>>>

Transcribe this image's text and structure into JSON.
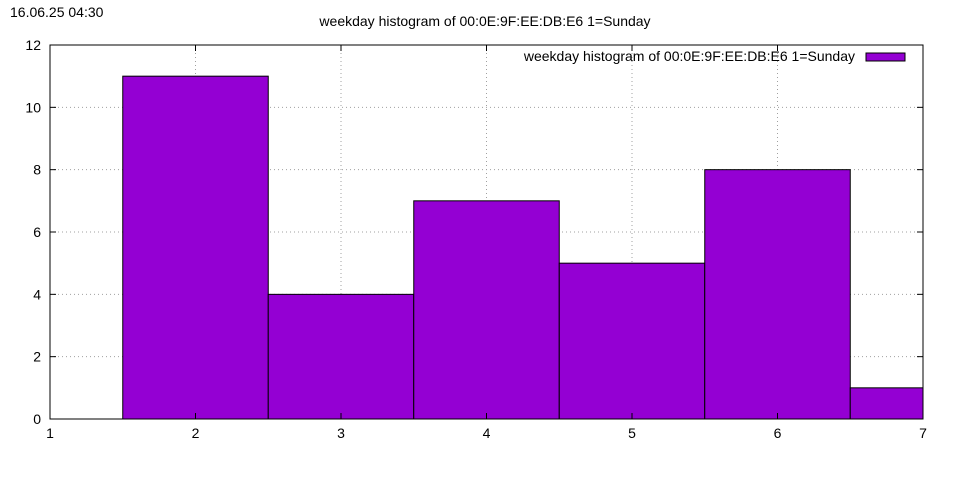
{
  "timestamp": "16.06.25 04:30",
  "chart_data": {
    "type": "bar",
    "title": "weekday histogram of 00:0E:9F:EE:DB:E6 1=Sunday",
    "xlabel": "",
    "ylabel": "",
    "xlim": [
      1,
      7
    ],
    "ylim": [
      0,
      12
    ],
    "x_ticks": [
      1,
      2,
      3,
      4,
      5,
      6,
      7
    ],
    "y_ticks": [
      0,
      2,
      4,
      6,
      8,
      10,
      12
    ],
    "grid": true,
    "legend": {
      "position": "top-right",
      "entries": [
        "weekday histogram of 00:0E:9F:EE:DB:E6 1=Sunday"
      ]
    },
    "series": [
      {
        "name": "weekday histogram of 00:0E:9F:EE:DB:E6 1=Sunday",
        "color": "#9400d3",
        "x": [
          2,
          3,
          4,
          5,
          6,
          7
        ],
        "values": [
          11,
          4,
          7,
          5,
          8,
          1
        ]
      }
    ]
  }
}
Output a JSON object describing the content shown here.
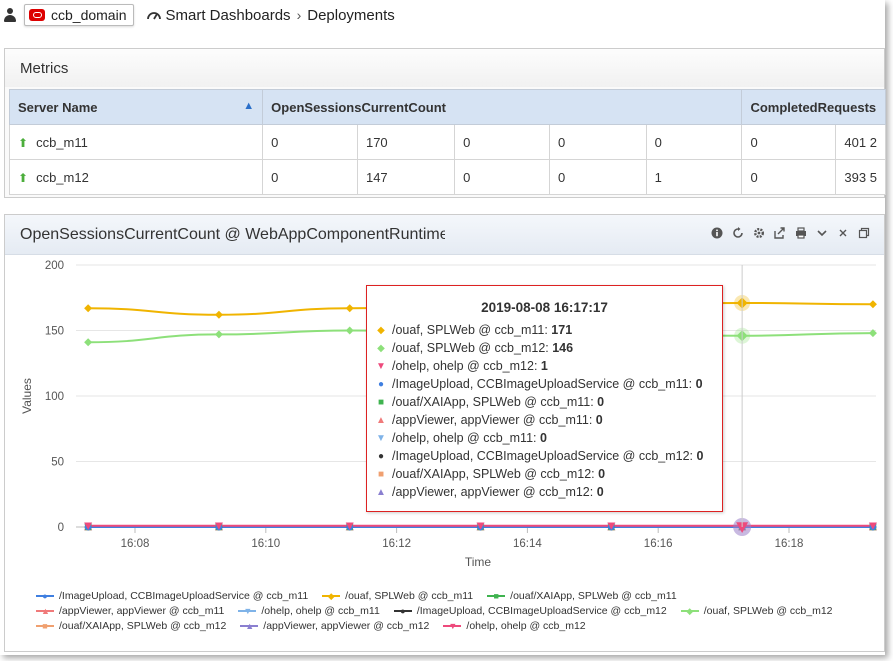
{
  "topbar": {
    "domain": "ccb_domain",
    "breadcrumb": [
      "Smart Dashboards",
      "Deployments"
    ]
  },
  "metrics": {
    "title": "Metrics",
    "columns": [
      "Server Name",
      "OpenSessionsCurrentCount",
      "CompletedRequests"
    ],
    "rows": [
      {
        "server": "ccb_m11",
        "values": [
          "0",
          "170",
          "0",
          "0",
          "0",
          "0",
          "401 2"
        ]
      },
      {
        "server": "ccb_m12",
        "values": [
          "0",
          "147",
          "0",
          "0",
          "1",
          "0",
          "393 5"
        ]
      }
    ]
  },
  "chart_panel": {
    "title": "OpenSessionsCurrentCount @ WebAppComponentRuntimeMBean",
    "toolbar_icons": [
      "info-icon",
      "refresh-icon",
      "gear-icon",
      "export-icon",
      "print-icon",
      "chevron-down-icon",
      "close-icon",
      "restore-icon"
    ]
  },
  "chart_data": {
    "type": "line",
    "xlabel": "Time",
    "ylabel": "Values",
    "ylim": [
      0,
      200
    ],
    "yticks": [
      "0",
      "50",
      "100",
      "150",
      "200"
    ],
    "xticks": [
      "16:08",
      "16:10",
      "16:12",
      "16:14",
      "16:16",
      "16:18"
    ],
    "x": [
      "16:07:17",
      "16:09:17",
      "16:11:17",
      "16:13:17",
      "16:15:17",
      "16:17:17",
      "16:19:17"
    ],
    "series": [
      {
        "name": "/ouaf, SPLWeb @ ccb_m11",
        "color": "#f0b400",
        "marker": "diamond",
        "values": [
          167,
          162,
          167,
          169,
          170,
          171,
          170
        ]
      },
      {
        "name": "/ouaf, SPLWeb @ ccb_m12",
        "color": "#8de07a",
        "marker": "diamond",
        "values": [
          141,
          147,
          150,
          149,
          147,
          146,
          148
        ]
      },
      {
        "name": "/ohelp, ohelp @ ccb_m12",
        "color": "#ee4a7c",
        "marker": "triangle-down",
        "values": [
          1,
          1,
          1,
          1,
          1,
          1,
          1
        ]
      },
      {
        "name": "/ImageUpload, CCBImageUploadService @ ccb_m11",
        "color": "#3f7fe0",
        "marker": "circle",
        "values": [
          0,
          0,
          0,
          0,
          0,
          0,
          0
        ]
      },
      {
        "name": "/ouaf/XAIApp, SPLWeb @ ccb_m11",
        "color": "#3fb34f",
        "marker": "square",
        "values": [
          0,
          0,
          0,
          0,
          0,
          0,
          0
        ]
      },
      {
        "name": "/appViewer, appViewer @ ccb_m11",
        "color": "#f07a7a",
        "marker": "triangle",
        "values": [
          0,
          0,
          0,
          0,
          0,
          0,
          0
        ]
      },
      {
        "name": "/ohelp, ohelp @ ccb_m11",
        "color": "#7fb3e8",
        "marker": "triangle-down",
        "values": [
          0,
          0,
          0,
          0,
          0,
          0,
          0
        ]
      },
      {
        "name": "/ImageUpload, CCBImageUploadService @ ccb_m12",
        "color": "#333333",
        "marker": "circle",
        "values": [
          0,
          0,
          0,
          0,
          0,
          0,
          0
        ]
      },
      {
        "name": "/ouaf/XAIApp, SPLWeb @ ccb_m12",
        "color": "#f0a070",
        "marker": "square",
        "values": [
          0,
          0,
          0,
          0,
          0,
          0,
          0
        ]
      },
      {
        "name": "/appViewer, appViewer @ ccb_m12",
        "color": "#8a7fd0",
        "marker": "triangle",
        "values": [
          0,
          0,
          0,
          0,
          0,
          0,
          0
        ]
      }
    ],
    "tooltip": {
      "title": "2019-08-08 16:17:17",
      "rows": [
        {
          "label": "/ouaf, SPLWeb @ ccb_m11: ",
          "value": "171",
          "marker": "◆",
          "color": "#f0b400"
        },
        {
          "label": "/ouaf, SPLWeb @ ccb_m12: ",
          "value": "146",
          "marker": "◆",
          "color": "#8de07a"
        },
        {
          "label": "/ohelp, ohelp @ ccb_m12: ",
          "value": "1",
          "marker": "▼",
          "color": "#ee4a7c"
        },
        {
          "label": "/ImageUpload, CCBImageUploadService @ ccb_m11: ",
          "value": "0",
          "marker": "●",
          "color": "#3f7fe0"
        },
        {
          "label": "/ouaf/XAIApp, SPLWeb @ ccb_m11: ",
          "value": "0",
          "marker": "■",
          "color": "#3fb34f"
        },
        {
          "label": "/appViewer, appViewer @ ccb_m11: ",
          "value": "0",
          "marker": "▲",
          "color": "#f07a7a"
        },
        {
          "label": "/ohelp, ohelp @ ccb_m11: ",
          "value": "0",
          "marker": "▼",
          "color": "#7fb3e8"
        },
        {
          "label": "/ImageUpload, CCBImageUploadService @ ccb_m12: ",
          "value": "0",
          "marker": "●",
          "color": "#333333"
        },
        {
          "label": "/ouaf/XAIApp, SPLWeb @ ccb_m12: ",
          "value": "0",
          "marker": "■",
          "color": "#f0a070"
        },
        {
          "label": "/appViewer, appViewer @ ccb_m12: ",
          "value": "0",
          "marker": "▲",
          "color": "#8a7fd0"
        }
      ]
    },
    "legend": [
      [
        {
          "label": "/ImageUpload, CCBImageUploadService @ ccb_m11",
          "color": "#3f7fe0",
          "marker": "●"
        },
        {
          "label": "/ouaf, SPLWeb @ ccb_m11",
          "color": "#f0b400",
          "marker": "◆"
        },
        {
          "label": "/ouaf/XAIApp, SPLWeb @ ccb_m11",
          "color": "#3fb34f",
          "marker": "■"
        }
      ],
      [
        {
          "label": "/appViewer, appViewer @ ccb_m11",
          "color": "#f07a7a",
          "marker": "▲"
        },
        {
          "label": "/ohelp, ohelp @ ccb_m11",
          "color": "#7fb3e8",
          "marker": "▼"
        },
        {
          "label": "/ImageUpload, CCBImageUploadService @ ccb_m12",
          "color": "#333333",
          "marker": "●"
        },
        {
          "label": "/ouaf, SPLWeb @ ccb_m12",
          "color": "#8de07a",
          "marker": "◆"
        }
      ],
      [
        {
          "label": "/ouaf/XAIApp, SPLWeb @ ccb_m12",
          "color": "#f0a070",
          "marker": "■"
        },
        {
          "label": "/appViewer, appViewer @ ccb_m12",
          "color": "#8a7fd0",
          "marker": "▲"
        },
        {
          "label": "/ohelp, ohelp @ ccb_m12",
          "color": "#ee4a7c",
          "marker": "▼"
        }
      ]
    ]
  }
}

<<<

§ PROBLEM DETAILS:
Reproduce the full listing faithfully, but do not carry over any pictures.

§ ANSWER TO THE PROBLEM:
Transcribe this image's text and structure into JSON.
{
  "timestamp": "16.06.25 04:30",
  "chart_data": {
    "type": "bar",
    "title": "weekday histogram of 00:0E:9F:EE:DB:E6 1=Sunday",
    "xlabel": "",
    "ylabel": "",
    "xlim": [
      1,
      7
    ],
    "ylim": [
      0,
      12
    ],
    "x_ticks": [
      1,
      2,
      3,
      4,
      5,
      6,
      7
    ],
    "y_ticks": [
      0,
      2,
      4,
      6,
      8,
      10,
      12
    ],
    "grid": true,
    "legend": {
      "position": "top-right",
      "entries": [
        "weekday histogram of 00:0E:9F:EE:DB:E6 1=Sunday"
      ]
    },
    "series": [
      {
        "name": "weekday histogram of 00:0E:9F:EE:DB:E6 1=Sunday",
        "color": "#9400d3",
        "x": [
          2,
          3,
          4,
          5,
          6,
          7
        ],
        "values": [
          11,
          4,
          7,
          5,
          8,
          1
        ]
      }
    ]
  }
}
Output a JSON object describing the content shown here.
{
  "topbar": {
    "domain": "ccb_domain",
    "breadcrumb": [
      "Smart Dashboards",
      "Deployments"
    ]
  },
  "metrics": {
    "title": "Metrics",
    "columns": [
      "Server Name",
      "OpenSessionsCurrentCount",
      "CompletedRequests"
    ],
    "rows": [
      {
        "server": "ccb_m11",
        "values": [
          "0",
          "170",
          "0",
          "0",
          "0",
          "0",
          "401 2"
        ]
      },
      {
        "server": "ccb_m12",
        "values": [
          "0",
          "147",
          "0",
          "0",
          "1",
          "0",
          "393 5"
        ]
      }
    ]
  },
  "chart_panel": {
    "title": "OpenSessionsCurrentCount @ WebAppComponentRuntimeMBean",
    "toolbar_icons": [
      "info-icon",
      "refresh-icon",
      "gear-icon",
      "export-icon",
      "print-icon",
      "chevron-down-icon",
      "close-icon",
      "restore-icon"
    ]
  },
  "chart_data": {
    "type": "line",
    "xlabel": "Time",
    "ylabel": "Values",
    "ylim": [
      0,
      200
    ],
    "yticks": [
      "0",
      "50",
      "100",
      "150",
      "200"
    ],
    "xticks": [
      "16:08",
      "16:10",
      "16:12",
      "16:14",
      "16:16",
      "16:18"
    ],
    "x": [
      "16:07:17",
      "16:09:17",
      "16:11:17",
      "16:13:17",
      "16:15:17",
      "16:17:17",
      "16:19:17"
    ],
    "series": [
      {
        "name": "/ouaf, SPLWeb @ ccb_m11",
        "color": "#f0b400",
        "marker": "diamond",
        "values": [
          167,
          162,
          167,
          169,
          170,
          171,
          170
        ]
      },
      {
        "name": "/ouaf, SPLWeb @ ccb_m12",
        "color": "#8de07a",
        "marker": "diamond",
        "values": [
          141,
          147,
          150,
          149,
          147,
          146,
          148
        ]
      },
      {
        "name": "/ohelp, ohelp @ ccb_m12",
        "color": "#ee4a7c",
        "marker": "triangle-down",
        "values": [
          1,
          1,
          1,
          1,
          1,
          1,
          1
        ]
      },
      {
        "name": "/ImageUpload, CCBImageUploadService @ ccb_m11",
        "color": "#3f7fe0",
        "marker": "circle",
        "values": [
          0,
          0,
          0,
          0,
          0,
          0,
          0
        ]
      },
      {
        "name": "/ouaf/XAIApp, SPLWeb @ ccb_m11",
        "color": "#3fb34f",
        "marker": "square",
        "values": [
          0,
          0,
          0,
          0,
          0,
          0,
          0
        ]
      },
      {
        "name": "/appViewer, appViewer @ ccb_m11",
        "color": "#f07a7a",
        "marker": "triangle",
        "values": [
          0,
          0,
          0,
          0,
          0,
          0,
          0
        ]
      },
      {
        "name": "/ohelp, ohelp @ ccb_m11",
        "color": "#7fb3e8",
        "marker": "triangle-down",
        "values": [
          0,
          0,
          0,
          0,
          0,
          0,
          0
        ]
      },
      {
        "name": "/ImageUpload, CCBImageUploadService @ ccb_m12",
        "color": "#333333",
        "marker": "circle",
        "values": [
          0,
          0,
          0,
          0,
          0,
          0,
          0
        ]
      },
      {
        "name": "/ouaf/XAIApp, SPLWeb @ ccb_m12",
        "color": "#f0a070",
        "marker": "square",
        "values": [
          0,
          0,
          0,
          0,
          0,
          0,
          0
        ]
      },
      {
        "name": "/appViewer, appViewer @ ccb_m12",
        "color": "#8a7fd0",
        "marker": "triangle",
        "values": [
          0,
          0,
          0,
          0,
          0,
          0,
          0
        ]
      }
    ],
    "tooltip": {
      "title": "2019-08-08 16:17:17",
      "rows": [
        {
          "label": "/ouaf, SPLWeb @ ccb_m11: ",
          "value": "171",
          "marker": "◆",
          "color": "#f0b400"
        },
        {
          "label": "/ouaf, SPLWeb @ ccb_m12: ",
          "value": "146",
          "marker": "◆",
          "color": "#8de07a"
        },
        {
          "label": "/ohelp, ohelp @ ccb_m12: ",
          "value": "1",
          "marker": "▼",
          "color": "#ee4a7c"
        },
        {
          "label": "/ImageUpload, CCBImageUploadService @ ccb_m11: ",
          "value": "0",
          "marker": "●",
          "color": "#3f7fe0"
        },
        {
          "label": "/ouaf/XAIApp, SPLWeb @ ccb_m11: ",
          "value": "0",
          "marker": "■",
          "color": "#3fb34f"
        },
        {
          "label": "/appViewer, appViewer @ ccb_m11: ",
          "value": "0",
          "marker": "▲",
          "color": "#f07a7a"
        },
        {
          "label": "/ohelp, ohelp @ ccb_m11: ",
          "value": "0",
          "marker": "▼",
          "color": "#7fb3e8"
        },
        {
          "label": "/ImageUpload, CCBImageUploadService @ ccb_m12: ",
          "value": "0",
          "marker": "●",
          "color": "#333333"
        },
        {
          "label": "/ouaf/XAIApp, SPLWeb @ ccb_m12: ",
          "value": "0",
          "marker": "■",
          "color": "#f0a070"
        },
        {
          "label": "/appViewer, appViewer @ ccb_m12: ",
          "value": "0",
          "marker": "▲",
          "color": "#8a7fd0"
        }
      ]
    },
    "legend": [
      [
        {
          "label": "/ImageUpload, CCBImageUploadService @ ccb_m11",
          "color": "#3f7fe0",
          "marker": "●"
        },
        {
          "label": "/ouaf, SPLWeb @ ccb_m11",
          "color": "#f0b400",
          "marker": "◆"
        },
        {
          "label": "/ouaf/XAIApp, SPLWeb @ ccb_m11",
          "color": "#3fb34f",
          "marker": "■"
        }
      ],
      [
        {
          "label": "/appViewer, appViewer @ ccb_m11",
          "color": "#f07a7a",
          "marker": "▲"
        },
        {
          "label": "/ohelp, ohelp @ ccb_m11",
          "color": "#7fb3e8",
          "marker": "▼"
        },
        {
          "label": "/ImageUpload, CCBImageUploadService @ ccb_m12",
          "color": "#333333",
          "marker": "●"
        },
        {
          "label": "/ouaf, SPLWeb @ ccb_m12",
          "color": "#8de07a",
          "marker": "◆"
        }
      ],
      [
        {
          "label": "/ouaf/XAIApp, SPLWeb @ ccb_m12",
          "color": "#f0a070",
          "marker": "■"
        },
        {
          "label": "/appViewer, appViewer @ ccb_m12",
          "color": "#8a7fd0",
          "marker": "▲"
        },
        {
          "label": "/ohelp, ohelp @ ccb_m12",
          "color": "#ee4a7c",
          "marker": "▼"
        }
      ]
    ]
  }
}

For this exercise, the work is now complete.